Task details
Output the part of the quarterly results text that opens with the words containing "Company expenses include" and closes with "other overhead costs.", copied exactly.

==== Provided text

The Company’s financial condition is dependent on a number of factors including the ability of each portfolio company to effectuate its respective strategies with the Company’s help. The Company has invested a substantial portion of its assets in development stage or start-up companies. These private businesses are frequently thinly capitalized, unproven, small companies that may lack management depth, and may be dependent on new or commercially unproven technologies, and may have no operating history.
 
At October 31, 2005, $2,777,967 or 94.0% of the Company’s assets consisted of investments, of which net unrealized gains before the income tax effect was $1,438,367. Deferred taxes on account of unrealized gains have been estimated at approximately $574,500. At October 31, 2005, the Company’s holdings of PSI-TEC Holdings, Inc. and BroadRelay Holdings, Inc. were valued at $1,260,000 and $1,241,682 respectively, which combined represented more than 90% of the total Company portfolio at that date.
 

Because the portfolio companies tend to be at early stages of their business development, and because there are no markets for the securities of some portfolio companies, the Company does not expect to liquidate any of its investments in the near future.
 
Results of Operations 
 
The Company’s financial statements have been prepared in conformity with the United States generally accepted accounting principles. On this basis, the principal measure of an investment company’s financial performance during a time period is the net change in net assets during such period. Such change results from (i) income from operations, net of operating expenses, (ii) net realized gain or loss on investment, which is the difference between the proceeds received from dispositions of portfolio securities and their cost, and (iii) increase (decrease) in unrealized appreciation on investments.
 
Company expenses include salaries and wages, professional fees, office expenses and supplies, rent, travel, and other normal business expenses. General and administrative costs include rent, depreciation, office, investor relations and other overhead costs.
 
Three months ended October 31, 2005 compared to the period August 16, 2004 (Date of Inception) to October 31, 2004.
 
The Company generated revenue for services of $243,300 for the three months ended October 31, 2005 compared to $10,000 for the period August 16, 2004 (Date of Inception) to October 31, 2004. 100% of the Company’s revenue for services was received in the form of equity securities for the three months ended October 31, 2005 and for the period ended October 31, 2004.
 
Total operating expenses for the three months ended October 31, 2005 were $226,791, the principal components of which were payroll of $125,192, professional fees of $60,409 and insurance of $15,943. These expenses compared to $32,139 for the period ended October 31, 2004, the principal components of which were professional fees of $13,905 and office expenses and rent of $13,599.

========
==== Extracted records

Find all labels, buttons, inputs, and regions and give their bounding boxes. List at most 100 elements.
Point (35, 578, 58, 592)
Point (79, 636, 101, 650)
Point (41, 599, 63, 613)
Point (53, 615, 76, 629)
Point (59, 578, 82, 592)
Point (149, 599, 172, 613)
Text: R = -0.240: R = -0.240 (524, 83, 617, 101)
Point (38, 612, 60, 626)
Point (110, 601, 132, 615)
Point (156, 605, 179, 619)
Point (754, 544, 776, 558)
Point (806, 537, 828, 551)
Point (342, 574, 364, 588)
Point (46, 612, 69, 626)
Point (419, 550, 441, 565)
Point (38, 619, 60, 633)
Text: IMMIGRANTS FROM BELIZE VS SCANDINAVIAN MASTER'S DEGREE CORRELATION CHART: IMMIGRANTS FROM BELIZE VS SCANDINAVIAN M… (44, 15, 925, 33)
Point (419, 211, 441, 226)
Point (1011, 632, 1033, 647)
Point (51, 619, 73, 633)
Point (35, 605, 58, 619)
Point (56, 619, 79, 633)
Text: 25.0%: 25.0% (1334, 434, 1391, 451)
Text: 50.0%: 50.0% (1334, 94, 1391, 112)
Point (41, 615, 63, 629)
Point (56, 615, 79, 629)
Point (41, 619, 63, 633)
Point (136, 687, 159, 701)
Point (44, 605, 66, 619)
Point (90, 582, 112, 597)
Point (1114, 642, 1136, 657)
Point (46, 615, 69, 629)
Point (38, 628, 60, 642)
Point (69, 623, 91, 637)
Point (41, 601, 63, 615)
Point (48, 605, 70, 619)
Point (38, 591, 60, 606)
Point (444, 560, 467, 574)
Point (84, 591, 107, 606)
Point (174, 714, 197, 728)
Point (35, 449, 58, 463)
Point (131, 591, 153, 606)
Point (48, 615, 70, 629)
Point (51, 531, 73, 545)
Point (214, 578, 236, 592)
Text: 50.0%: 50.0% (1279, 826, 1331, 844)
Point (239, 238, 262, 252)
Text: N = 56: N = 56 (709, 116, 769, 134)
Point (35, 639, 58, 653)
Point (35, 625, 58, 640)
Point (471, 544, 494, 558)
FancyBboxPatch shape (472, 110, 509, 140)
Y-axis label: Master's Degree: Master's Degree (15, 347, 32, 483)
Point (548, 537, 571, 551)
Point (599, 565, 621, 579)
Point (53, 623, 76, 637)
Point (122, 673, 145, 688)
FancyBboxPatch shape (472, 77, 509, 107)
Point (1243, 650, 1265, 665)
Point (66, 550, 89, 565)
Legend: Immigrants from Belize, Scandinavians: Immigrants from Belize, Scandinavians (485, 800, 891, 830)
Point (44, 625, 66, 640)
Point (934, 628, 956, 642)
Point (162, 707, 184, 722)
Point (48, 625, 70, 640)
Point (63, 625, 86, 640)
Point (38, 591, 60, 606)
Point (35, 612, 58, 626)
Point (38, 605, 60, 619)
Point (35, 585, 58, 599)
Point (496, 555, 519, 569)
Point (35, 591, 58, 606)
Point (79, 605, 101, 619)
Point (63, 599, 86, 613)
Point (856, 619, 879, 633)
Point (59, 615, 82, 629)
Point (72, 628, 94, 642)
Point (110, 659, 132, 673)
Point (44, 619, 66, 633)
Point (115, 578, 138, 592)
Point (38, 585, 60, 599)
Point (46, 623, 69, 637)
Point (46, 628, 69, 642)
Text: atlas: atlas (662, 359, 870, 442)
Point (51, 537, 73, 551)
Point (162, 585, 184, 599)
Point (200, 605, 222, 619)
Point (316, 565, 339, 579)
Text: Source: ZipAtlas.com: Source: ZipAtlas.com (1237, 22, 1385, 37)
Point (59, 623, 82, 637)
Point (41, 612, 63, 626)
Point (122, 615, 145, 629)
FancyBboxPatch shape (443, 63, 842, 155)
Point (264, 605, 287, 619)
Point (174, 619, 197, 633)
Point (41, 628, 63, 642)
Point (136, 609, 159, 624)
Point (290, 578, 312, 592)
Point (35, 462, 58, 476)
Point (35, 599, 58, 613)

========

Result below
Company expenses include salaries and wages, professional fees, office expenses and supplies, rent, travel, and other normal business expenses. General and administrative costs include rent, depreciation, office, investor relations and other overhead costs.